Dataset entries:
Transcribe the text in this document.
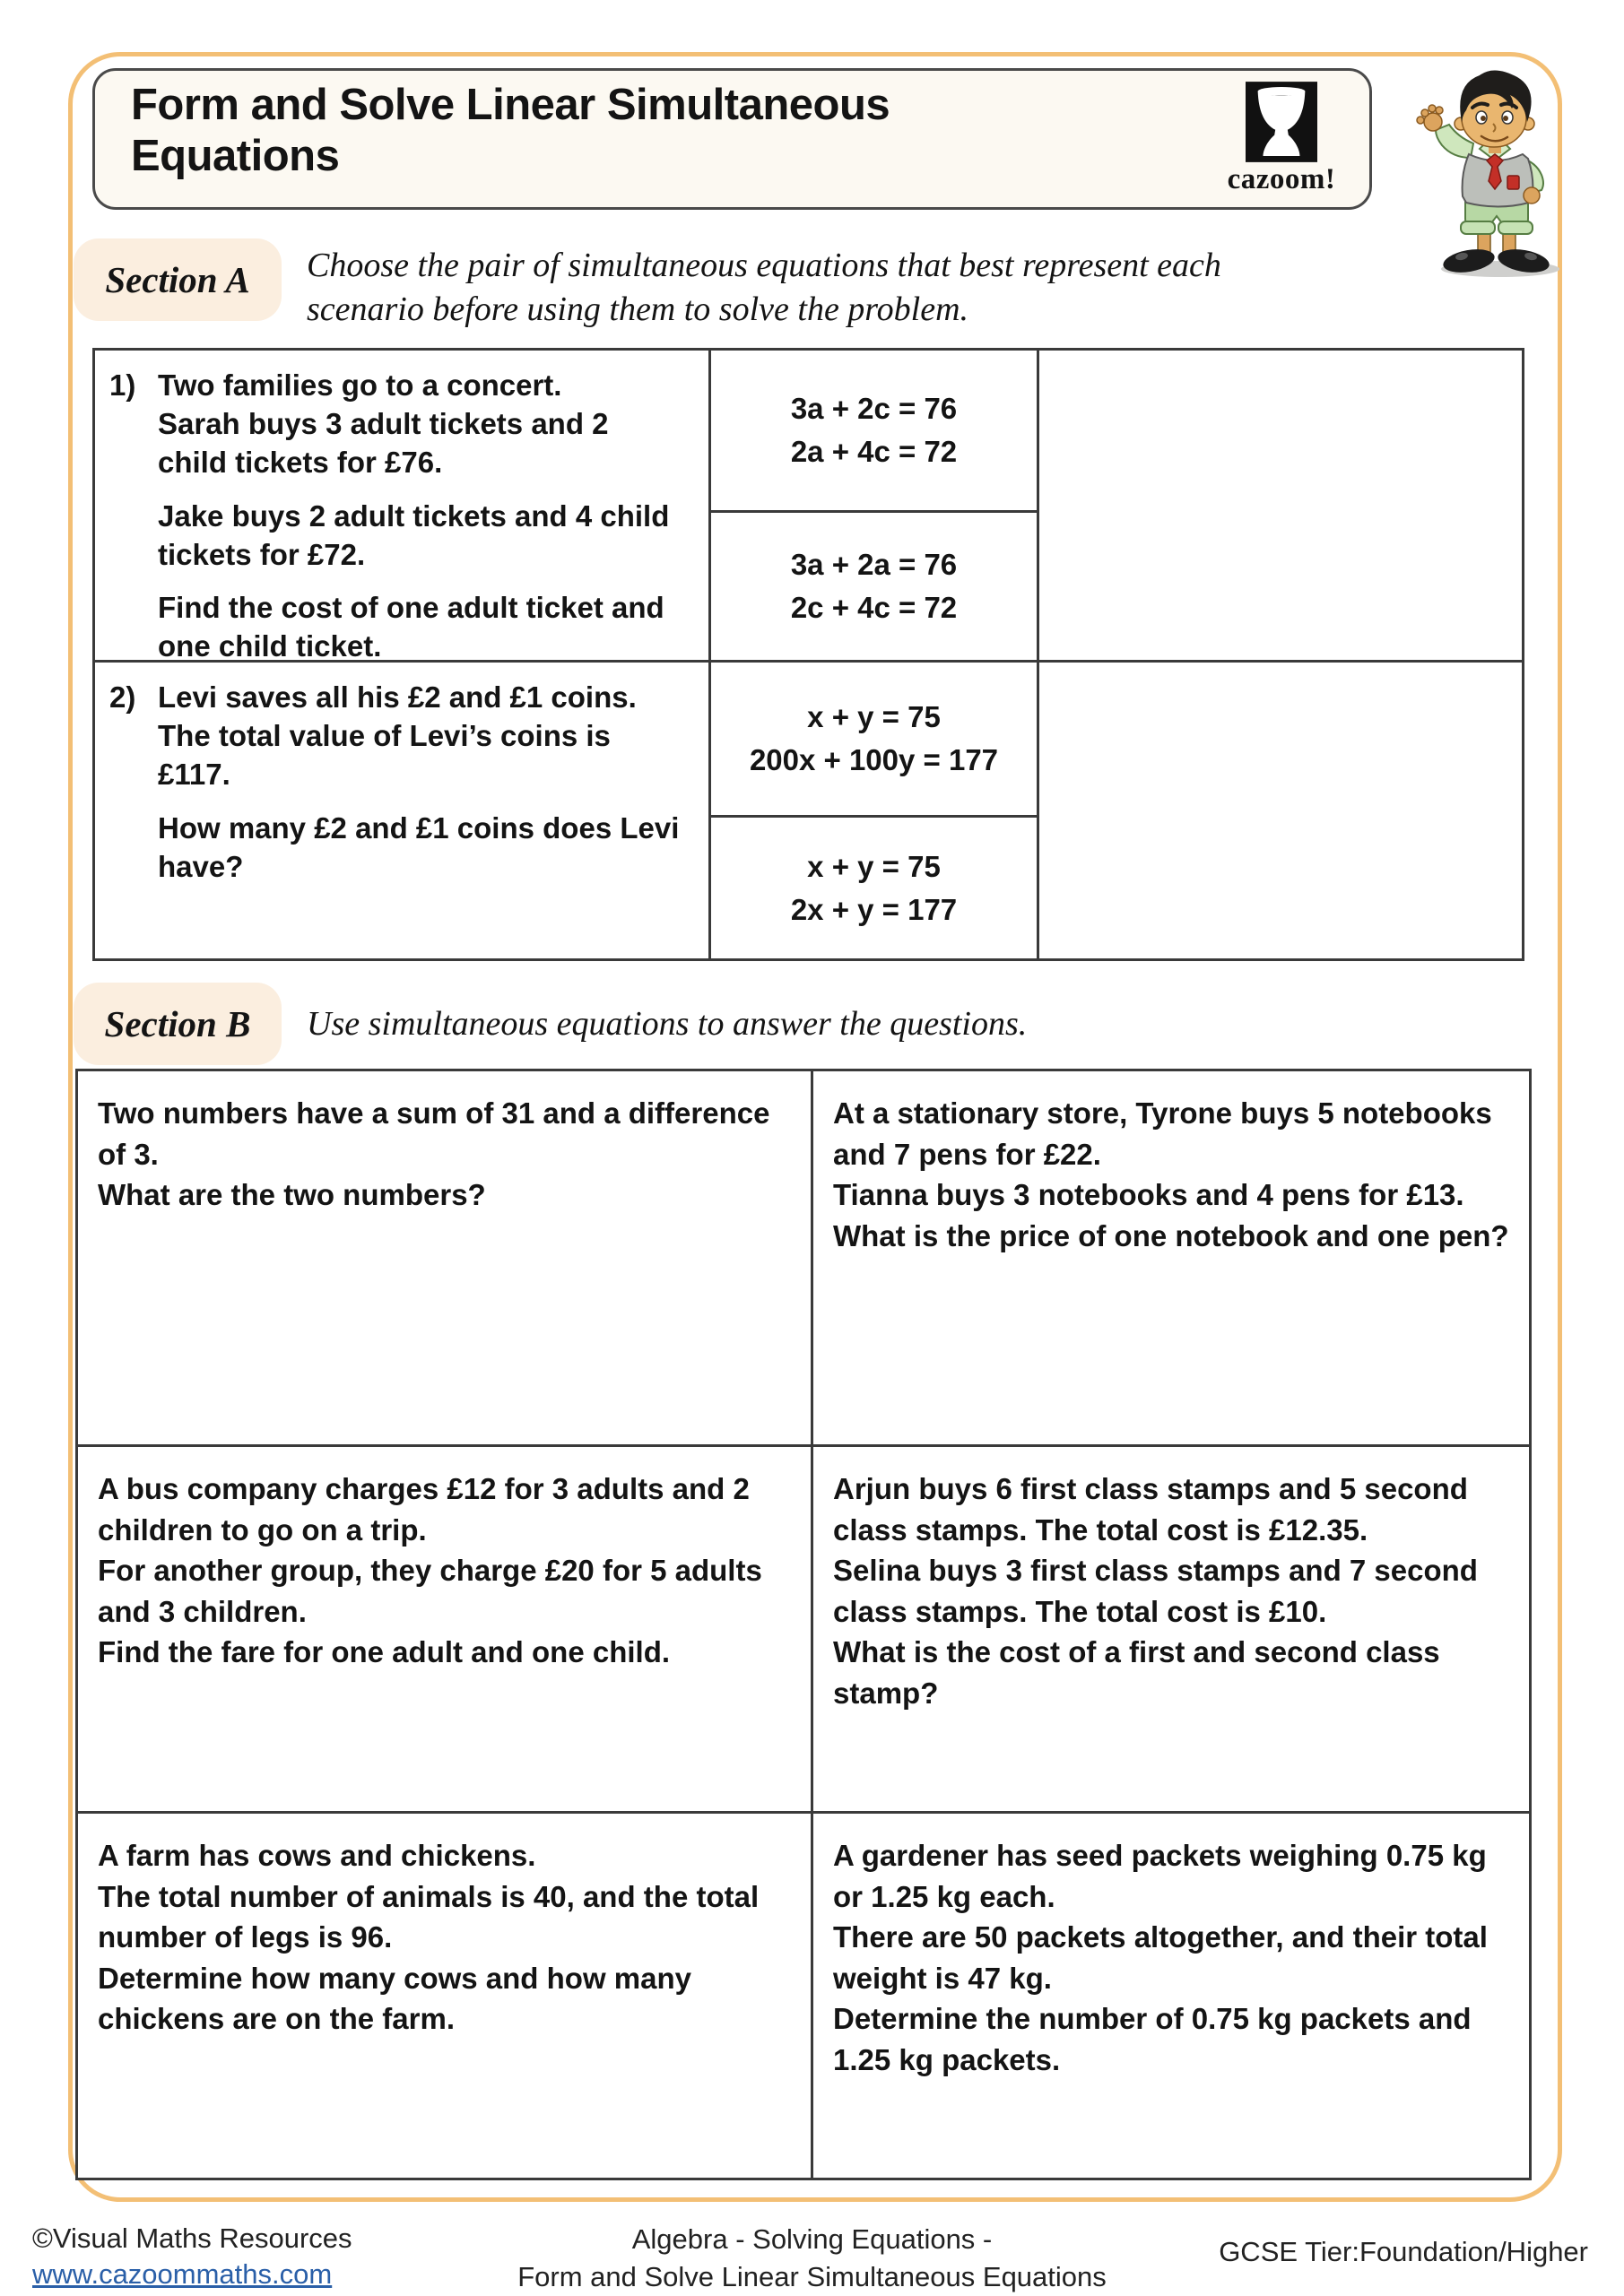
Form and Solve Linear Simultaneous Equations	cazoom!
Section A Choose the pair of simultaneous equations that best represent each scenario before using them to solve the problem.
1) Two families go to a concert.
Sarah buys 3 adult tickets and 2 child tickets for £76.
Jake buys 2 adult tickets and 4 child tickets for £72.
Find the cost of one adult ticket and one child ticket.
3a + 2c = 76
2a + 4c = 72
3a + 2a = 76
2c + 4c = 72
2) Levi saves all his £2 and £1 coins.
The total value of Levi’s coins is £117.
How many £2 and £1 coins does Levi have?
x + y = 75
200x + 100y = 177
x + y = 75
2x + y = 177
Section B Use simultaneous equations to answer the questions.
Two numbers have a sum of 31 and a difference of 3.
What are the two numbers?
At a stationary store, Tyrone buys 5 notebooks and 7 pens for £22.
Tianna buys 3 notebooks and 4 pens for £13.
What is the price of one notebook and one pen?
A bus company charges £12 for 3 adults and 2 children to go on a trip.
For another group, they charge £20 for 5 adults and 3 children.
Find the fare for one adult and one child.
Arjun buys 6 first class stamps and 5 second class stamps. The total cost is £12.35.
Selina buys 3 first class stamps and 7 second class stamps. The total cost is £10.
What is the cost of a first and second class stamp?
A farm has cows and chickens.
The total number of animals is 40, and the total number of legs is 96.
Determine how many cows and how many chickens are on the farm.
A gardener has seed packets weighing 0.75 kg or 1.25 kg each.
There are 50 packets altogether, and their total weight is 47 kg.
Determine the number of 0.75 kg packets and 1.25 kg packets.
©Visual Maths Resources
www.cazoommaths.com
Algebra - Solving Equations -
Form and Solve Linear Simultaneous Equations
GCSE Tier:Foundation/Higher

The request: Work out how many lines in the entries hold the string "each". Your answer should consist solely of that number.

Response: 2